Short exercise >>
Go through the records and extract every line with the word "分析师登记编码".

Extracted data >>
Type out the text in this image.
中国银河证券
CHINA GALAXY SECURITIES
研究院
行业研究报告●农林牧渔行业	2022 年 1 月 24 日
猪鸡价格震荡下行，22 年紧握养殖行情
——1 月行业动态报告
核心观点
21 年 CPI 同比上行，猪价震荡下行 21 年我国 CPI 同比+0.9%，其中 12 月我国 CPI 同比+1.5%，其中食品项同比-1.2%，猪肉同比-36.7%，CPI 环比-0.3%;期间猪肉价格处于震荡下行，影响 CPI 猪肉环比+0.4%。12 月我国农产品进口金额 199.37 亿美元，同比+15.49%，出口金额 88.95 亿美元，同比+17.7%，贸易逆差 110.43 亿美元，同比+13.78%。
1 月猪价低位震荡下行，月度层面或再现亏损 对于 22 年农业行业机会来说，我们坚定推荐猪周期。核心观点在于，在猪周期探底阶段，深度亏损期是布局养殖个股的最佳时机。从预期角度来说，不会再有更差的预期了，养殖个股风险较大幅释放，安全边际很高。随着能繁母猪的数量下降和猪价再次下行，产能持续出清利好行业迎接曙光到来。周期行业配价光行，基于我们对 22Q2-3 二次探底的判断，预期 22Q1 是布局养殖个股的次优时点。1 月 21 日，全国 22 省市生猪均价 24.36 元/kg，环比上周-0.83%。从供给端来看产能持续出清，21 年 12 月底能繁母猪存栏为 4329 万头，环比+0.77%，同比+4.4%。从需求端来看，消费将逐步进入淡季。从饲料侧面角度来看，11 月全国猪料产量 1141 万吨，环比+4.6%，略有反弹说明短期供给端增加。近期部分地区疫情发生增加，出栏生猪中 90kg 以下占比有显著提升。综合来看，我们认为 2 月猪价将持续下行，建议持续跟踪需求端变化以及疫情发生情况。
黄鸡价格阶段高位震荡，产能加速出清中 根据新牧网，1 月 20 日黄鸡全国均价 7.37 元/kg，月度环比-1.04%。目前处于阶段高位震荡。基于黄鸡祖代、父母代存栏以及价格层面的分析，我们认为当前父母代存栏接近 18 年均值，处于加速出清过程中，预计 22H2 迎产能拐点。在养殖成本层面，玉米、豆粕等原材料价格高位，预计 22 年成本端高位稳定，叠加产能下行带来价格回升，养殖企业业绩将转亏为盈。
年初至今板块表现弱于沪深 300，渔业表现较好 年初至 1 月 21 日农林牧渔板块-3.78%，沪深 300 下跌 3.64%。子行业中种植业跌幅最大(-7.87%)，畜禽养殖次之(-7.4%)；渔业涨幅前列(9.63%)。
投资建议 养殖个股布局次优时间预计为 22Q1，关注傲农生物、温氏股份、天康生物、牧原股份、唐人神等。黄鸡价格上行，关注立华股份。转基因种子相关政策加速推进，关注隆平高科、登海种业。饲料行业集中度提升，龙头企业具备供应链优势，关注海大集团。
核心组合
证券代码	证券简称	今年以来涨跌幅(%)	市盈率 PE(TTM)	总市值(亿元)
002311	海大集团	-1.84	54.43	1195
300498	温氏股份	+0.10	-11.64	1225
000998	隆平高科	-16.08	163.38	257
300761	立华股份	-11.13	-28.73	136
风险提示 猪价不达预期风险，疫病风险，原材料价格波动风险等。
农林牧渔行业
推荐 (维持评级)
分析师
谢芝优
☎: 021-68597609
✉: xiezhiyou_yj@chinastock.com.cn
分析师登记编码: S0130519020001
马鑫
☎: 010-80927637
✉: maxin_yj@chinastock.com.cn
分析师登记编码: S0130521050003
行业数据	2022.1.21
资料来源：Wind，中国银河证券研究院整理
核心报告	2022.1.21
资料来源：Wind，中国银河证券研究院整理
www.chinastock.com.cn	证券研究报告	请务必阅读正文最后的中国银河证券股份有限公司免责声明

Solved exercise >>
分析师登记编码: S0130519020001
分析师登记编码: S0130521050003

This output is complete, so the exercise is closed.